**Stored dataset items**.
--------------------------------------------------
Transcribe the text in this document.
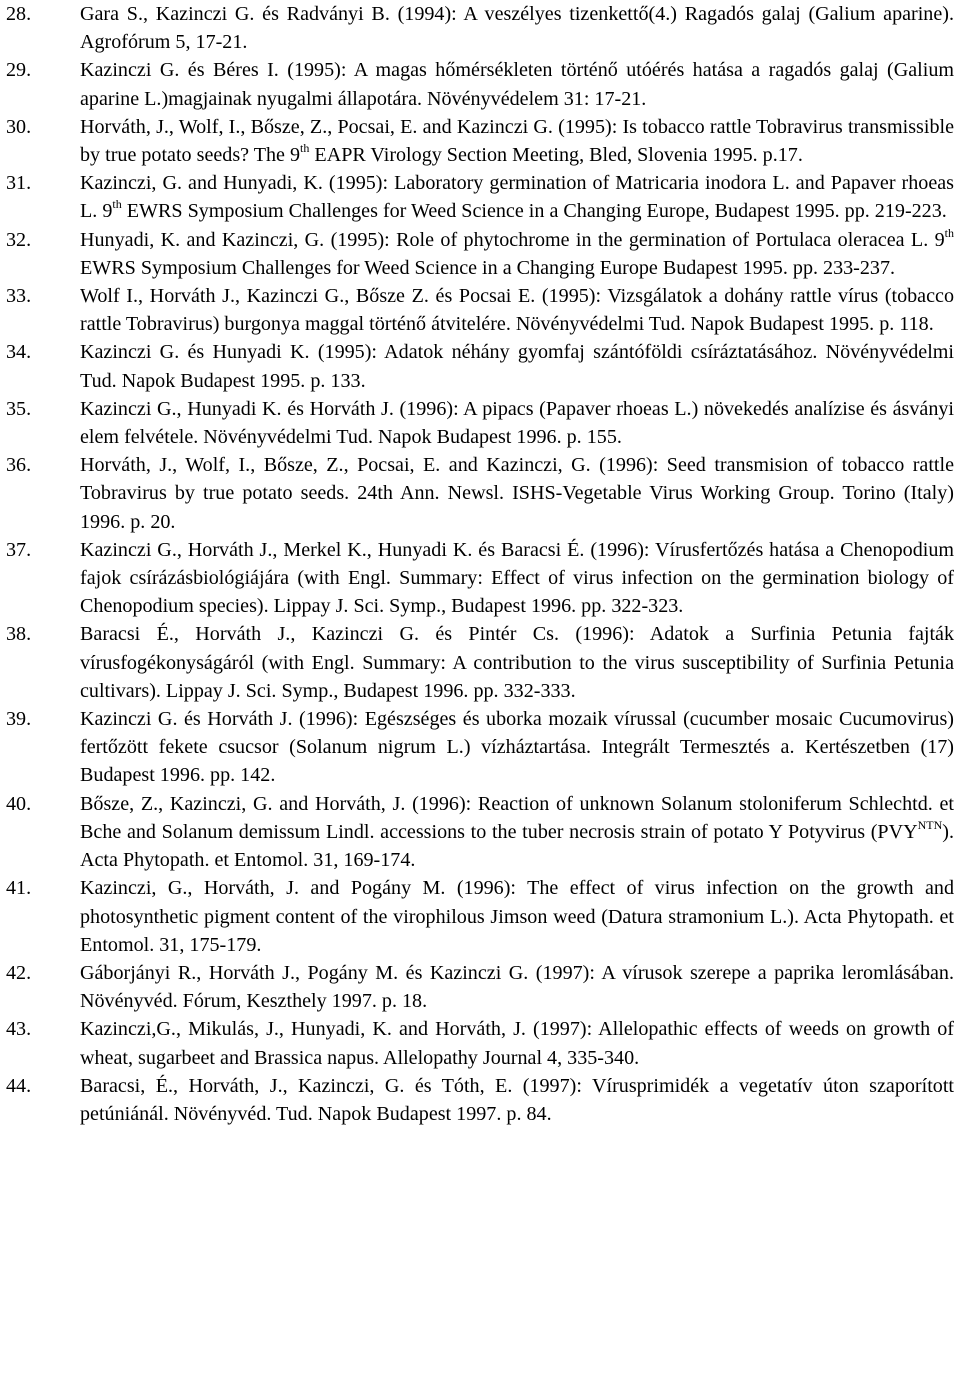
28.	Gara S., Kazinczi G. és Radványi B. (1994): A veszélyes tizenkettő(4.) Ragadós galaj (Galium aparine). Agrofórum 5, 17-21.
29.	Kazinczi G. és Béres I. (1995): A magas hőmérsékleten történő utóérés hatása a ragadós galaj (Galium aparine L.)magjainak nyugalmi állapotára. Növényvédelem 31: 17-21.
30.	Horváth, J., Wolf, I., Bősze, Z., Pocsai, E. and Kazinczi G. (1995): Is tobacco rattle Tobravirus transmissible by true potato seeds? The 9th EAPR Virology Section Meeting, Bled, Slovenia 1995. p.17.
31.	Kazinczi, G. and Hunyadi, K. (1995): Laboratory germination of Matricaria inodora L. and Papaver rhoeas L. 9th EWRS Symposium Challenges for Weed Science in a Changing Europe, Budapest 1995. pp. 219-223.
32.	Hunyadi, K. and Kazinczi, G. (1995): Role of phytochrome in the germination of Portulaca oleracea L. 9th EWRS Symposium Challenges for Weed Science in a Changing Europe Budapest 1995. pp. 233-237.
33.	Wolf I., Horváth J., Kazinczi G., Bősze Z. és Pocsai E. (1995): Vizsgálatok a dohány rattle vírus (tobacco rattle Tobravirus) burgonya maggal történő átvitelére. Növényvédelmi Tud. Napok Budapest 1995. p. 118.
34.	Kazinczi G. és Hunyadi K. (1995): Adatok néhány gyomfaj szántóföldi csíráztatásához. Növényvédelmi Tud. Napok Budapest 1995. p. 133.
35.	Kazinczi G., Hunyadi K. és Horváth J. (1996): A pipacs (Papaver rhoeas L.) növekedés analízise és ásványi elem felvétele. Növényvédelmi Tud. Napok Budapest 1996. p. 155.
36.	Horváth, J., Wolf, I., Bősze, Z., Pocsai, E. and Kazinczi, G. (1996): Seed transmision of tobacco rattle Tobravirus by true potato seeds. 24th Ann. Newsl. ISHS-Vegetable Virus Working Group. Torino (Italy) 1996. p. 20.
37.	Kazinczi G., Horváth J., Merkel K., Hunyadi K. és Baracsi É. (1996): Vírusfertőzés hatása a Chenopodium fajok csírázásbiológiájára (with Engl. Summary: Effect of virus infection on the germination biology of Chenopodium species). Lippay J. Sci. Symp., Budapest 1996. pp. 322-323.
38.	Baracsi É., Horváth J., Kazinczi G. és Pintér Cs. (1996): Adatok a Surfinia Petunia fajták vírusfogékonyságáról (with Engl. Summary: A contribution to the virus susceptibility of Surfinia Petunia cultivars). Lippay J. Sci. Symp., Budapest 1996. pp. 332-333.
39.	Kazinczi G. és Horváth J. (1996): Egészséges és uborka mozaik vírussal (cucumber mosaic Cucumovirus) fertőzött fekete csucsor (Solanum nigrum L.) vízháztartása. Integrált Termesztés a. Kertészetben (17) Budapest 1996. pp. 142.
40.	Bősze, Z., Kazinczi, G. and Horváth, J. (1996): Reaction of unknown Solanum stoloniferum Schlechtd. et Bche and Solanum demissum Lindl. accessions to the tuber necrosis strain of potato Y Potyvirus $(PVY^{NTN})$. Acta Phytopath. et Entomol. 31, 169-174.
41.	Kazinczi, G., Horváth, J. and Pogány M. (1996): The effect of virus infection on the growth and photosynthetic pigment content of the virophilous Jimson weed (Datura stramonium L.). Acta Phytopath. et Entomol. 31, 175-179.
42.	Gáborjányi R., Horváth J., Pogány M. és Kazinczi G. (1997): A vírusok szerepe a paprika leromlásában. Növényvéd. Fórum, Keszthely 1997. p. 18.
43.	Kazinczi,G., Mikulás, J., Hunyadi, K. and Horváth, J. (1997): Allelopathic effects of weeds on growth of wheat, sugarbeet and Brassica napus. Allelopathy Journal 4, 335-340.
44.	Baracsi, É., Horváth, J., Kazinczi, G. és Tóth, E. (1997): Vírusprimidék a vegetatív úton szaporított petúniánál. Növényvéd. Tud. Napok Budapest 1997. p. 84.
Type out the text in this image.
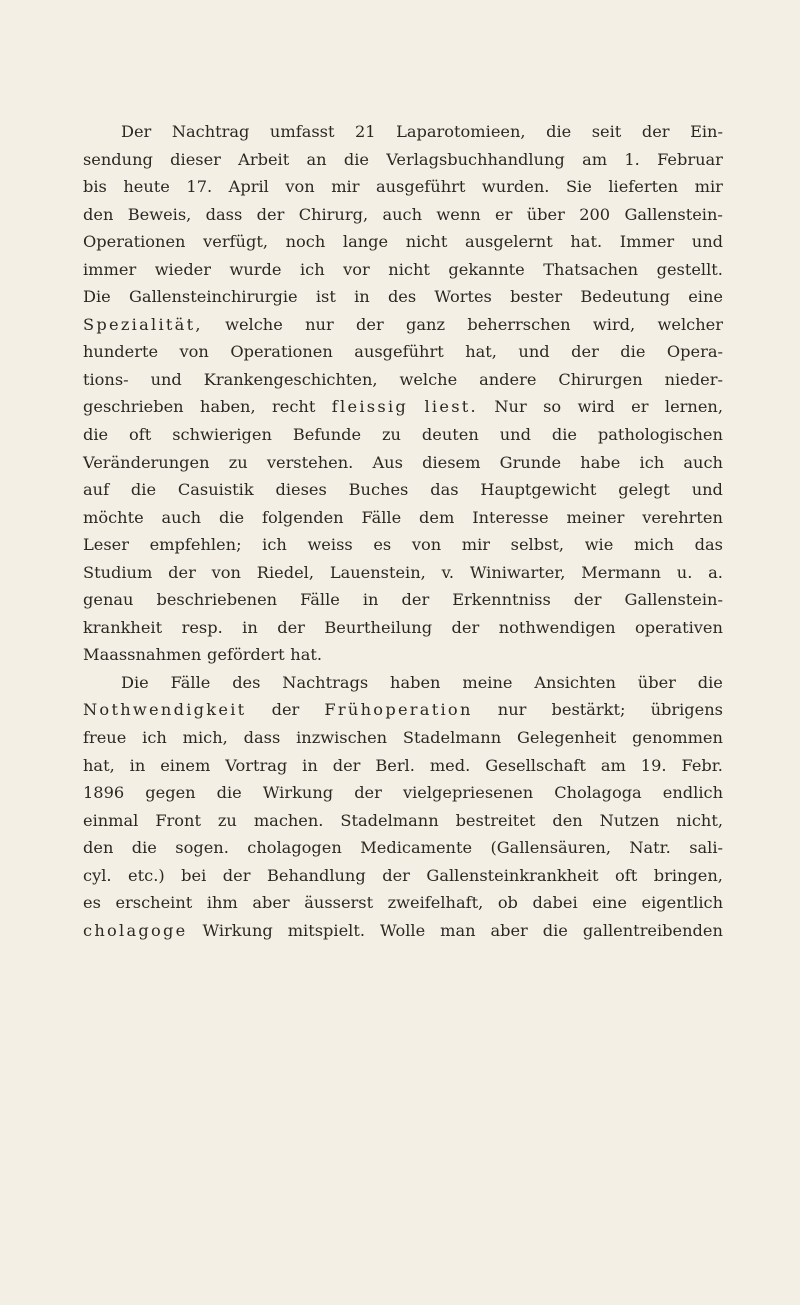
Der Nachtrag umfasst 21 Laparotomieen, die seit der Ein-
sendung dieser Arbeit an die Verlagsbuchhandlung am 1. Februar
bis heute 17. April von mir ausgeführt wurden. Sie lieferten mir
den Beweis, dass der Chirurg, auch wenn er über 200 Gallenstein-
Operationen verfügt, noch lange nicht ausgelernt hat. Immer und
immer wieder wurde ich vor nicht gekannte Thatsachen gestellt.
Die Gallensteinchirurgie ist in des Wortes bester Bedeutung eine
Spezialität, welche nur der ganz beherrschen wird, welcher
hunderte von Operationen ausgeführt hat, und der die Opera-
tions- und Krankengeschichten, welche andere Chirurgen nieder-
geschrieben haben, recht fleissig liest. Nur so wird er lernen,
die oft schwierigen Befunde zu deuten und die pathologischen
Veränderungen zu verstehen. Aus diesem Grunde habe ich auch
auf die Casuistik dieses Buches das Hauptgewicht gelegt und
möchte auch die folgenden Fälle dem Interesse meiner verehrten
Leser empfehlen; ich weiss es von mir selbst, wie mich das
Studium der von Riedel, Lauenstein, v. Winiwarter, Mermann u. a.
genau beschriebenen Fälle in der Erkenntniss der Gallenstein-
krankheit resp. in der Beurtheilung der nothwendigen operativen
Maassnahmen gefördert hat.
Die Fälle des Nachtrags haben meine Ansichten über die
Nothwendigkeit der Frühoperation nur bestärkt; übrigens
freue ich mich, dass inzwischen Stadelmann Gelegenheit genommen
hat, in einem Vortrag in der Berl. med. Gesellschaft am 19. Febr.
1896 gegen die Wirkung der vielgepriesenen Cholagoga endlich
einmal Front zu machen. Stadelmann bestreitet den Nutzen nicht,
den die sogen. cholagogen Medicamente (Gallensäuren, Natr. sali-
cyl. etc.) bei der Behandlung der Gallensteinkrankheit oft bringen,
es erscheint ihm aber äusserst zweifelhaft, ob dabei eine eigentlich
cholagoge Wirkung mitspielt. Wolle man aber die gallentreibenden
--------------------------------------------------
**Work to be completed**.
Exclude the pictures. Write out the remaining data exactly.

**Answer to the exercise**.
Transcribe the text in this document.
28.	Gara S., Kazinczi G. és Radványi B. (1994): A veszélyes tizenkettő(4.) Ragadós galaj (Galium aparine). Agrofórum 5, 17-21.
29.	Kazinczi G. és Béres I. (1995): A magas hőmérsékleten történő utóérés hatása a ragadós galaj (Galium aparine L.)magjainak nyugalmi állapotára. Növényvédelem 31: 17-21.
30.	Horváth, J., Wolf, I., Bősze, Z., Pocsai, E. and Kazinczi G. (1995): Is tobacco rattle Tobravirus transmissible by true potato seeds? The 9th EAPR Virology Section Meeting, Bled, Slovenia 1995. p.17.
31.	Kazinczi, G. and Hunyadi, K. (1995): Laboratory germination of Matricaria inodora L. and Papaver rhoeas L. 9th EWRS Symposium Challenges for Weed Science in a Changing Europe, Budapest 1995. pp. 219-223.
32.	Hunyadi, K. and Kazinczi, G. (1995): Role of phytochrome in the germination of Portulaca oleracea L. 9th EWRS Symposium Challenges for Weed Science in a Changing Europe Budapest 1995. pp. 233-237.
33.	Wolf I., Horváth J., Kazinczi G., Bősze Z. és Pocsai E. (1995): Vizsgálatok a dohány rattle vírus (tobacco rattle Tobravirus) burgonya maggal történő átvitelére. Növényvédelmi Tud. Napok Budapest 1995. p. 118.
34.	Kazinczi G. és Hunyadi K. (1995): Adatok néhány gyomfaj szántóföldi csíráztatásához. Növényvédelmi Tud. Napok Budapest 1995. p. 133.
35.	Kazinczi G., Hunyadi K. és Horváth J. (1996): A pipacs (Papaver rhoeas L.) növekedés analízise és ásványi elem felvétele. Növényvédelmi Tud. Napok Budapest 1996. p. 155.
36.	Horváth, J., Wolf, I., Bősze, Z., Pocsai, E. and Kazinczi, G. (1996): Seed transmision of tobacco rattle Tobravirus by true potato seeds. 24th Ann. Newsl. ISHS-Vegetable Virus Working Group. Torino (Italy) 1996. p. 20.
37.	Kazinczi G., Horváth J., Merkel K., Hunyadi K. és Baracsi É. (1996): Vírusfertőzés hatása a Chenopodium fajok csírázásbiológiájára (with Engl. Summary: Effect of virus infection on the germination biology of Chenopodium species). Lippay J. Sci. Symp., Budapest 1996. pp. 322-323.
38.	Baracsi É., Horváth J., Kazinczi G. és Pintér Cs. (1996): Adatok a Surfinia Petunia fajták vírusfogékonyságáról (with Engl. Summary: A contribution to the virus susceptibility of Surfinia Petunia cultivars). Lippay J. Sci. Symp., Budapest 1996. pp. 332-333.
39.	Kazinczi G. és Horváth J. (1996): Egészséges és uborka mozaik vírussal (cucumber mosaic Cucumovirus) fertőzött fekete csucsor (Solanum nigrum L.) vízháztartása. Integrált Termesztés a. Kertészetben (17) Budapest 1996. pp. 142.
40.	Bősze, Z., Kazinczi, G. and Horváth, J. (1996): Reaction of unknown Solanum stoloniferum Schlechtd. et Bche and Solanum demissum Lindl. accessions to the tuber necrosis strain of potato Y Potyvirus $(PVY^{NTN})$. Acta Phytopath. et Entomol. 31, 169-174.
41.	Kazinczi, G., Horváth, J. and Pogány M. (1996): The effect of virus infection on the growth and photosynthetic pigment content of the virophilous Jimson weed (Datura stramonium L.). Acta Phytopath. et Entomol. 31, 175-179.
42.	Gáborjányi R., Horváth J., Pogány M. és Kazinczi G. (1997): A vírusok szerepe a paprika leromlásában. Növényvéd. Fórum, Keszthely 1997. p. 18.
43.	Kazinczi,G., Mikulás, J., Hunyadi, K. and Horváth, J. (1997): Allelopathic effects of weeds on growth of wheat, sugarbeet and Brassica napus. Allelopathy Journal 4, 335-340.
44.	Baracsi, É., Horváth, J., Kazinczi, G. és Tóth, E. (1997): Vírusprimidék a vegetatív úton szaporított petúniánál. Növényvéd. Tud. Napok Budapest 1997. p. 84.
Type out the text in this image.
Der Nachtrag umfasst 21 Laparotomieen, die seit der Ein-
sendung dieser Arbeit an die Verlagsbuchhandlung am 1. Februar
bis heute 17. April von mir ausgeführt wurden. Sie lieferten mir
den Beweis, dass der Chirurg, auch wenn er über 200 Gallenstein-
Operationen verfügt, noch lange nicht ausgelernt hat. Immer und
immer wieder wurde ich vor nicht gekannte Thatsachen gestellt.
Die Gallensteinchirurgie ist in des Wortes bester Bedeutung eine
Spezialität, welche nur der ganz beherrschen wird, welcher
hunderte von Operationen ausgeführt hat, und der die Opera-
tions- und Krankengeschichten, welche andere Chirurgen nieder-
geschrieben haben, recht fleissig liest. Nur so wird er lernen,
die oft schwierigen Befunde zu deuten und die pathologischen
Veränderungen zu verstehen. Aus diesem Grunde habe ich auch
auf die Casuistik dieses Buches das Hauptgewicht gelegt und
möchte auch die folgenden Fälle dem Interesse meiner verehrten
Leser empfehlen; ich weiss es von mir selbst, wie mich das
Studium der von Riedel, Lauenstein, v. Winiwarter, Mermann u. a.
genau beschriebenen Fälle in der Erkenntniss der Gallenstein-
krankheit resp. in der Beurtheilung der nothwendigen operativen
Maassnahmen gefördert hat.
Die Fälle des Nachtrags haben meine Ansichten über die
Nothwendigkeit der Frühoperation nur bestärkt; übrigens
freue ich mich, dass inzwischen Stadelmann Gelegenheit genommen
hat, in einem Vortrag in der Berl. med. Gesellschaft am 19. Febr.
1896 gegen die Wirkung der vielgepriesenen Cholagoga endlich
einmal Front zu machen. Stadelmann bestreitet den Nutzen nicht,
den die sogen. cholagogen Medicamente (Gallensäuren, Natr. sali-
cyl. etc.) bei der Behandlung der Gallensteinkrankheit oft bringen,
es erscheint ihm aber äusserst zweifelhaft, ob dabei eine eigentlich
cholagoge Wirkung mitspielt. Wolle man aber die gallentreibenden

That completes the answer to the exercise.